(Records from a dataset)
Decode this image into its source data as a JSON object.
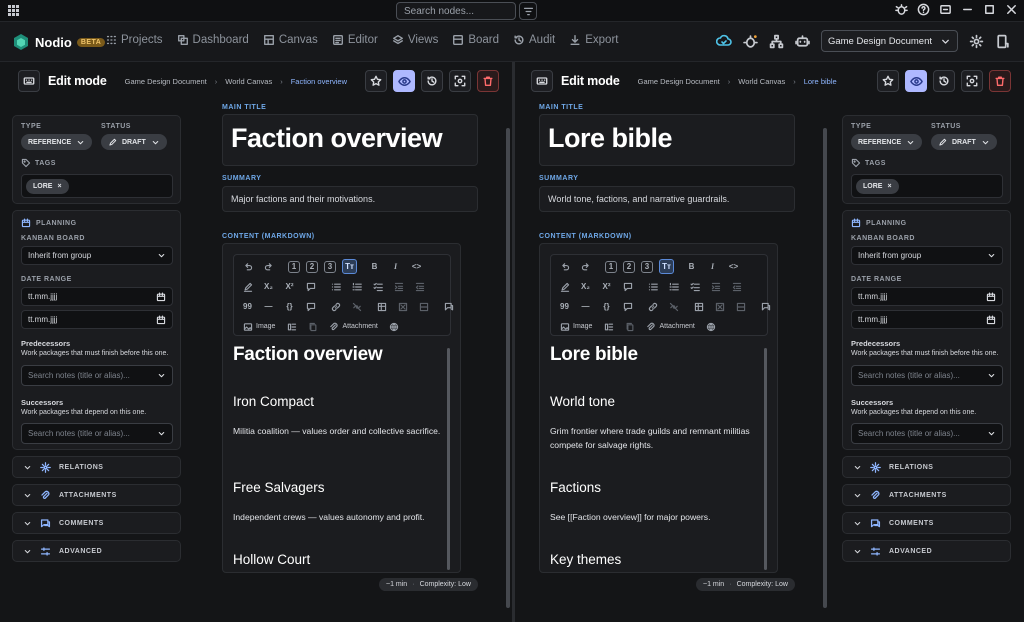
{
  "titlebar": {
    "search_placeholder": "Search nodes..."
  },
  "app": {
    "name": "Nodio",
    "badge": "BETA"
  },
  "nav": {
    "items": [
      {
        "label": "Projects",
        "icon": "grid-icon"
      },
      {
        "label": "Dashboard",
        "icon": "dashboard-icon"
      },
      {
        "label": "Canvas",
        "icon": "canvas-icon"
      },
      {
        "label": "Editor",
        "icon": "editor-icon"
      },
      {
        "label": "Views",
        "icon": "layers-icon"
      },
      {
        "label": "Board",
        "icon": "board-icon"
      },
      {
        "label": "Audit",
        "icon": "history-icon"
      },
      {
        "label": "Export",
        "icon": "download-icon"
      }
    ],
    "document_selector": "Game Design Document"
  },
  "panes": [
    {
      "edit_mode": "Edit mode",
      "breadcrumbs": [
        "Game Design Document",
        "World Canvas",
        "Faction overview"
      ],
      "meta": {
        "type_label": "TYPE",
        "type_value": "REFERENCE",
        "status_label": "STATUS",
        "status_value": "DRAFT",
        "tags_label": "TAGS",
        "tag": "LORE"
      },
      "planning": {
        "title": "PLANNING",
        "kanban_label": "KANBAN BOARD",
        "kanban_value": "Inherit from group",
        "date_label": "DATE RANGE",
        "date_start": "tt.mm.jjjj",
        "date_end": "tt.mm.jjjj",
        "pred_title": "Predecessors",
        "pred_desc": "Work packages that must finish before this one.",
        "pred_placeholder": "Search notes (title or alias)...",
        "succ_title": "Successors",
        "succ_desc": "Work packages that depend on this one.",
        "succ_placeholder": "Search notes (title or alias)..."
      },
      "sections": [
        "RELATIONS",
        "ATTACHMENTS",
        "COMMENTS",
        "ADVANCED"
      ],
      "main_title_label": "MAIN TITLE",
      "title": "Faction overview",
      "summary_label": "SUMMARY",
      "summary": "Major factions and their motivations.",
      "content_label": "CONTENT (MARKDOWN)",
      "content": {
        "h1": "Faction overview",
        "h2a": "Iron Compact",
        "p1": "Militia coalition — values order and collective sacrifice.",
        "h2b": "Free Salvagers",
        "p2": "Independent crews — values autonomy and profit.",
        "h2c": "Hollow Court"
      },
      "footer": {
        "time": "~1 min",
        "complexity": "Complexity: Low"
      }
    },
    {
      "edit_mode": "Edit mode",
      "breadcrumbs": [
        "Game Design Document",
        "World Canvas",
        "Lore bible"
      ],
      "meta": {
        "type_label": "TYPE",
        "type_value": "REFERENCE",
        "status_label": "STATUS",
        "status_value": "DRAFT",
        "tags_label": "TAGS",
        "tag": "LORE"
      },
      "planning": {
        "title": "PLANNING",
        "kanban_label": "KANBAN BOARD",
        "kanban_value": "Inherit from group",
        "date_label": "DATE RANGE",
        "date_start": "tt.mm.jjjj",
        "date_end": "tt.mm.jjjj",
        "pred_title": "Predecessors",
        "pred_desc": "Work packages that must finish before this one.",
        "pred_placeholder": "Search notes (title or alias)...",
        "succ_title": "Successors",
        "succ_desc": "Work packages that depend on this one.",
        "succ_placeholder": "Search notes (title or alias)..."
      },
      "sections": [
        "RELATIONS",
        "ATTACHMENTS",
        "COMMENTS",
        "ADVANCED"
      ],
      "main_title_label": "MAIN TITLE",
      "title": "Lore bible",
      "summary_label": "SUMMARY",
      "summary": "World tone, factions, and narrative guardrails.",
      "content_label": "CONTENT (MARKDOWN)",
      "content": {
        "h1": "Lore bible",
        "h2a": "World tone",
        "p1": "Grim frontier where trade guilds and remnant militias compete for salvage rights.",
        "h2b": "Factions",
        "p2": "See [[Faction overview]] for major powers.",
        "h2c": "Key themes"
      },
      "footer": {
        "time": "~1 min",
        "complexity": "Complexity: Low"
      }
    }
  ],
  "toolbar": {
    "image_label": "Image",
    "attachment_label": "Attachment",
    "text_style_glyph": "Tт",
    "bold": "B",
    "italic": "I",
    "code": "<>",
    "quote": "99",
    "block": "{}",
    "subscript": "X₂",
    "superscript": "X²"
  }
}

* [Objective]:
Transcribe every record above exactly as written, leaving out any pictures.

* [Task response]:
Decode this image into its source data as a JSON object.
{
  "titlebar": {
    "search_placeholder": "Search nodes..."
  },
  "app": {
    "name": "Nodio",
    "badge": "BETA"
  },
  "nav": {
    "items": [
      {
        "label": "Projects",
        "icon": "grid-icon"
      },
      {
        "label": "Dashboard",
        "icon": "dashboard-icon"
      },
      {
        "label": "Canvas",
        "icon": "canvas-icon"
      },
      {
        "label": "Editor",
        "icon": "editor-icon"
      },
      {
        "label": "Views",
        "icon": "layers-icon"
      },
      {
        "label": "Board",
        "icon": "board-icon"
      },
      {
        "label": "Audit",
        "icon": "history-icon"
      },
      {
        "label": "Export",
        "icon": "download-icon"
      }
    ],
    "document_selector": "Game Design Document"
  },
  "panes": [
    {
      "edit_mode": "Edit mode",
      "breadcrumbs": [
        "Game Design Document",
        "World Canvas",
        "Faction overview"
      ],
      "meta": {
        "type_label": "TYPE",
        "type_value": "REFERENCE",
        "status_label": "STATUS",
        "status_value": "DRAFT",
        "tags_label": "TAGS",
        "tag": "LORE"
      },
      "planning": {
        "title": "PLANNING",
        "kanban_label": "KANBAN BOARD",
        "kanban_value": "Inherit from group",
        "date_label": "DATE RANGE",
        "date_start": "tt.mm.jjjj",
        "date_end": "tt.mm.jjjj",
        "pred_title": "Predecessors",
        "pred_desc": "Work packages that must finish before this one.",
        "pred_placeholder": "Search notes (title or alias)...",
        "succ_title": "Successors",
        "succ_desc": "Work packages that depend on this one.",
        "succ_placeholder": "Search notes (title or alias)..."
      },
      "sections": [
        "RELATIONS",
        "ATTACHMENTS",
        "COMMENTS",
        "ADVANCED"
      ],
      "main_title_label": "MAIN TITLE",
      "title": "Faction overview",
      "summary_label": "SUMMARY",
      "summary": "Major factions and their motivations.",
      "content_label": "CONTENT (MARKDOWN)",
      "content": {
        "h1": "Faction overview",
        "h2a": "Iron Compact",
        "p1": "Militia coalition — values order and collective sacrifice.",
        "h2b": "Free Salvagers",
        "p2": "Independent crews — values autonomy and profit.",
        "h2c": "Hollow Court"
      },
      "footer": {
        "time": "~1 min",
        "complexity": "Complexity: Low"
      }
    },
    {
      "edit_mode": "Edit mode",
      "breadcrumbs": [
        "Game Design Document",
        "World Canvas",
        "Lore bible"
      ],
      "meta": {
        "type_label": "TYPE",
        "type_value": "REFERENCE",
        "status_label": "STATUS",
        "status_value": "DRAFT",
        "tags_label": "TAGS",
        "tag": "LORE"
      },
      "planning": {
        "title": "PLANNING",
        "kanban_label": "KANBAN BOARD",
        "kanban_value": "Inherit from group",
        "date_label": "DATE RANGE",
        "date_start": "tt.mm.jjjj",
        "date_end": "tt.mm.jjjj",
        "pred_title": "Predecessors",
        "pred_desc": "Work packages that must finish before this one.",
        "pred_placeholder": "Search notes (title or alias)...",
        "succ_title": "Successors",
        "succ_desc": "Work packages that depend on this one.",
        "succ_placeholder": "Search notes (title or alias)..."
      },
      "sections": [
        "RELATIONS",
        "ATTACHMENTS",
        "COMMENTS",
        "ADVANCED"
      ],
      "main_title_label": "MAIN TITLE",
      "title": "Lore bible",
      "summary_label": "SUMMARY",
      "summary": "World tone, factions, and narrative guardrails.",
      "content_label": "CONTENT (MARKDOWN)",
      "content": {
        "h1": "Lore bible",
        "h2a": "World tone",
        "p1": "Grim frontier where trade guilds and remnant militias compete for salvage rights.",
        "h2b": "Factions",
        "p2": "See [[Faction overview]] for major powers.",
        "h2c": "Key themes"
      },
      "footer": {
        "time": "~1 min",
        "complexity": "Complexity: Low"
      }
    }
  ],
  "toolbar": {
    "image_label": "Image",
    "attachment_label": "Attachment",
    "text_style_glyph": "Tт",
    "bold": "B",
    "italic": "I",
    "code": "<>",
    "quote": "99",
    "block": "{}",
    "subscript": "X₂",
    "superscript": "X²"
  }
}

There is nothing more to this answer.